Records that describe figures
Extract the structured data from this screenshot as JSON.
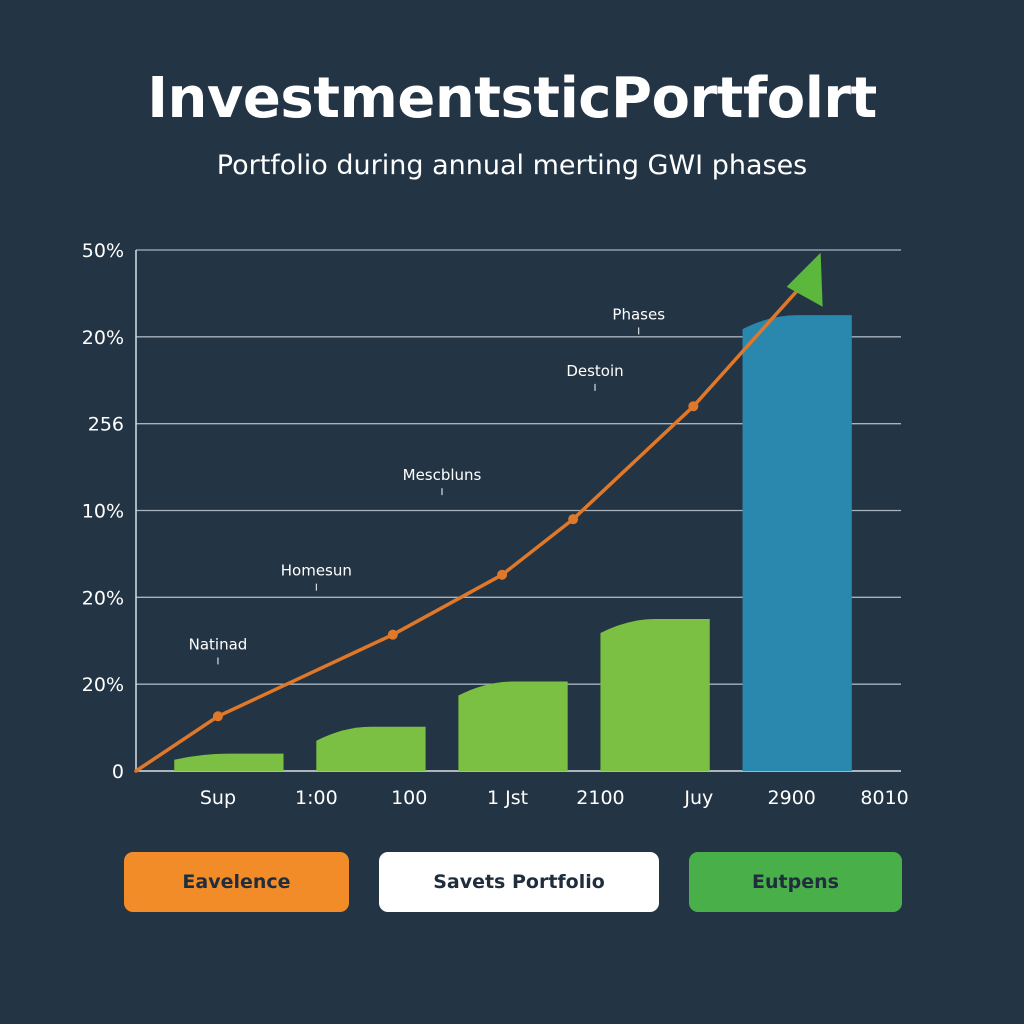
{
  "header": {
    "title": "InvestmentsticPortfolrt",
    "subtitle": "Portfolio during annual merting GWI phases"
  },
  "buttons": [
    {
      "label": "Eavelence",
      "color": "#f28c28"
    },
    {
      "label": "Savets Portfolio",
      "color": "#ffffff"
    },
    {
      "label": "Eutpens",
      "color": "#49b049"
    }
  ],
  "chart_data": {
    "type": "bar",
    "title": "InvestmentsticPortfolrt",
    "subtitle": "Portfolio during annual merting GWI phases",
    "xlabel": "",
    "ylabel": "",
    "grid": true,
    "y_tick_labels": [
      "0",
      "20%",
      "20%",
      "10%",
      "256",
      "20%",
      "50%"
    ],
    "ylim": [
      0,
      6
    ],
    "xlim": [
      0,
      7
    ],
    "x_tick_labels": [
      "Sup",
      "1:00",
      "100",
      "1 Jst",
      "2100",
      "Juy",
      "2900",
      "8010"
    ],
    "x_tick_positions": [
      0.75,
      1.65,
      2.5,
      3.4,
      4.25,
      5.15,
      6.0,
      6.85
    ],
    "bars": [
      {
        "x0": 0.35,
        "x1": 1.35,
        "value": 0.2,
        "color": "#7bc043"
      },
      {
        "x0": 1.65,
        "x1": 2.65,
        "value": 0.51,
        "color": "#7bc043"
      },
      {
        "x0": 2.95,
        "x1": 3.95,
        "value": 1.03,
        "color": "#7bc043"
      },
      {
        "x0": 4.25,
        "x1": 5.25,
        "value": 1.75,
        "color": "#7bc043"
      },
      {
        "x0": 5.55,
        "x1": 6.55,
        "value": 5.25,
        "color": "#2a87ad"
      }
    ],
    "line": {
      "color": "#e0782a",
      "points": [
        {
          "x": 0,
          "y": 0
        },
        {
          "x": 0.75,
          "y": 0.63
        },
        {
          "x": 2.35,
          "y": 1.57
        },
        {
          "x": 3.35,
          "y": 2.26
        },
        {
          "x": 4.0,
          "y": 2.9
        },
        {
          "x": 5.1,
          "y": 4.2
        },
        {
          "x": 6.1,
          "y": 5.6
        }
      ],
      "arrow_color": "#5cb83c"
    },
    "annotations": [
      {
        "text": "Natinad",
        "x": 0.75,
        "y": 1.4
      },
      {
        "text": "Homesun",
        "x": 1.65,
        "y": 2.25
      },
      {
        "text": "Mescbluns",
        "x": 2.8,
        "y": 3.35
      },
      {
        "text": "Destoin",
        "x": 4.2,
        "y": 4.55
      },
      {
        "text": "Phases",
        "x": 4.6,
        "y": 5.2
      }
    ]
  }
}
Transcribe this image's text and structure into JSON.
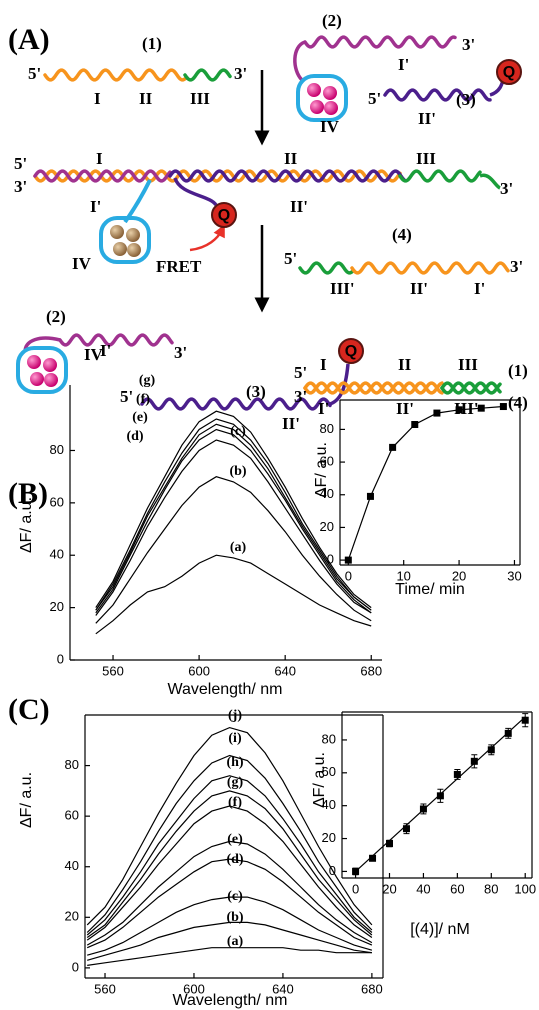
{
  "panel_labels": [
    "(A)",
    "(B)",
    "(C)"
  ],
  "diagram": {
    "labels": [
      "(1)",
      "5'",
      "I",
      "II",
      "III",
      "3'",
      "(2)",
      "I'",
      "3'",
      "IV",
      "(3)",
      "5'",
      "II'",
      "Q",
      "5'",
      "I",
      "II",
      "III",
      "3'",
      "I'",
      "II'",
      "3'",
      "Q",
      "IV",
      "FRET",
      "(4)",
      "5'",
      "III'",
      "II'",
      "I'",
      "3'",
      "(2)",
      "I'",
      "3'",
      "IV",
      "(3)",
      "5'",
      "II'",
      "Q",
      "5'",
      "I",
      "II",
      "III",
      "(1)",
      "3'",
      "I'",
      "II'",
      "III'",
      "(4)"
    ]
  },
  "chart_data": [
    {
      "type": "line",
      "color": "#000000",
      "x_label": "Wavelength/ nm",
      "y_label": "ΔF/ a.u.",
      "x": [
        552,
        560,
        568,
        576,
        584,
        592,
        600,
        608,
        616,
        624,
        632,
        640,
        648,
        656,
        664,
        672,
        680
      ],
      "xlim": [
        540,
        685
      ],
      "xticks": [
        560,
        600,
        640,
        680
      ],
      "ylim": [
        0,
        105
      ],
      "yticks": [
        0,
        20,
        40,
        60,
        80
      ],
      "series": [
        {
          "name": "(a)",
          "values": [
            10,
            15,
            21,
            26,
            28,
            32,
            37,
            40,
            39,
            37,
            33,
            29,
            25,
            21,
            18,
            15,
            13
          ]
        },
        {
          "name": "(b)",
          "values": [
            14,
            21,
            31,
            41,
            50,
            59,
            66,
            70,
            68,
            64,
            57,
            49,
            40,
            32,
            25,
            19,
            15
          ]
        },
        {
          "name": "(c)",
          "values": [
            17,
            26,
            38,
            51,
            62,
            72,
            80,
            84,
            82,
            77,
            68,
            58,
            48,
            38,
            29,
            22,
            18
          ]
        },
        {
          "name": "(d)",
          "values": [
            18,
            27,
            40,
            53,
            65,
            76,
            84,
            88,
            86,
            80,
            71,
            61,
            50,
            40,
            30,
            23,
            18
          ]
        },
        {
          "name": "(e)",
          "values": [
            19,
            28,
            41,
            55,
            66,
            77,
            86,
            90,
            88,
            82,
            73,
            62,
            51,
            41,
            31,
            24,
            19
          ]
        },
        {
          "name": "(f)",
          "values": [
            19,
            29,
            42,
            56,
            68,
            79,
            88,
            92,
            90,
            84,
            75,
            64,
            52,
            42,
            32,
            24,
            19
          ]
        },
        {
          "name": "(g)",
          "values": [
            20,
            30,
            44,
            58,
            70,
            82,
            91,
            95,
            93,
            87,
            77,
            66,
            54,
            43,
            33,
            25,
            20
          ]
        }
      ]
    },
    {
      "type": "line",
      "markers": true,
      "color": "#000000",
      "x_label": "Time/ min",
      "y_label": "ΔF/ a.u.",
      "x": [
        0,
        4,
        8,
        12,
        16,
        20,
        24,
        28
      ],
      "values": [
        0,
        39,
        69,
        83,
        90,
        92,
        93,
        94
      ],
      "xlim": [
        -1.5,
        31
      ],
      "xticks": [
        0,
        10,
        20,
        30
      ],
      "ylim": [
        -3,
        98
      ],
      "yticks": [
        0,
        20,
        40,
        60,
        80
      ]
    },
    {
      "type": "line",
      "color": "#000000",
      "x_label": "Wavelength/ nm",
      "y_label": "ΔF/ a.u.",
      "x": [
        552,
        560,
        568,
        576,
        584,
        592,
        600,
        608,
        616,
        624,
        632,
        640,
        648,
        656,
        664,
        672,
        680
      ],
      "xlim": [
        551,
        685
      ],
      "xticks": [
        560,
        600,
        640,
        680
      ],
      "ylim": [
        -4,
        100
      ],
      "yticks": [
        0,
        20,
        40,
        60,
        80
      ],
      "series": [
        {
          "name": "(a)",
          "values": [
            1,
            2,
            3,
            4,
            5,
            6,
            7,
            8,
            8,
            8,
            8,
            8,
            7,
            7,
            6,
            6,
            6
          ]
        },
        {
          "name": "(b)",
          "values": [
            3,
            5,
            7,
            9,
            12,
            14,
            16,
            17,
            18,
            18,
            17,
            15,
            13,
            11,
            9,
            7,
            6
          ]
        },
        {
          "name": "(c)",
          "values": [
            5,
            7,
            10,
            14,
            18,
            22,
            25,
            27,
            28,
            28,
            26,
            23,
            19,
            15,
            12,
            9,
            7
          ]
        },
        {
          "name": "(d)",
          "values": [
            8,
            11,
            16,
            22,
            28,
            33,
            38,
            42,
            43,
            42,
            39,
            34,
            28,
            22,
            17,
            12,
            9
          ]
        },
        {
          "name": "(e)",
          "values": [
            9,
            13,
            18,
            25,
            32,
            38,
            44,
            48,
            50,
            49,
            45,
            39,
            32,
            25,
            19,
            14,
            10
          ]
        },
        {
          "name": "(f)",
          "values": [
            11,
            16,
            24,
            32,
            41,
            49,
            57,
            62,
            64,
            62,
            57,
            50,
            41,
            32,
            24,
            17,
            12
          ]
        },
        {
          "name": "(g)",
          "values": [
            12,
            17,
            26,
            35,
            45,
            54,
            62,
            68,
            70,
            68,
            63,
            55,
            45,
            35,
            27,
            19,
            13
          ]
        },
        {
          "name": "(h)",
          "values": [
            13,
            19,
            28,
            38,
            49,
            58,
            67,
            74,
            76,
            74,
            68,
            59,
            49,
            38,
            29,
            20,
            14
          ]
        },
        {
          "name": "(i)",
          "values": [
            14,
            21,
            31,
            42,
            54,
            65,
            74,
            81,
            84,
            82,
            75,
            65,
            54,
            42,
            32,
            22,
            15
          ]
        },
        {
          "name": "(j)",
          "values": [
            17,
            24,
            35,
            48,
            61,
            73,
            84,
            92,
            95,
            93,
            85,
            74,
            61,
            48,
            36,
            25,
            17
          ]
        }
      ]
    },
    {
      "type": "scatter",
      "color": "#000000",
      "x_label": "[(4)]/ nM",
      "y_label": "ΔF/ a.u.",
      "x": [
        0,
        10,
        20,
        30,
        40,
        50,
        60,
        70,
        80,
        90,
        100
      ],
      "values": [
        0,
        8,
        17,
        26,
        38,
        46,
        59,
        67,
        74,
        84,
        92
      ],
      "errors": [
        2,
        1,
        2,
        3,
        3,
        4,
        3,
        4,
        3,
        3,
        4
      ],
      "fit": {
        "x": [
          0,
          100
        ],
        "values": [
          0,
          94
        ]
      },
      "xlim": [
        -8,
        104
      ],
      "xticks": [
        0,
        20,
        40,
        60,
        80,
        100
      ],
      "ylim": [
        -4,
        97
      ],
      "yticks": [
        0,
        20,
        40,
        60,
        80
      ]
    }
  ]
}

Problem to work on:
Go over the records above and tally the lines with the word "text" in them. Give the number alone.

Final result:
6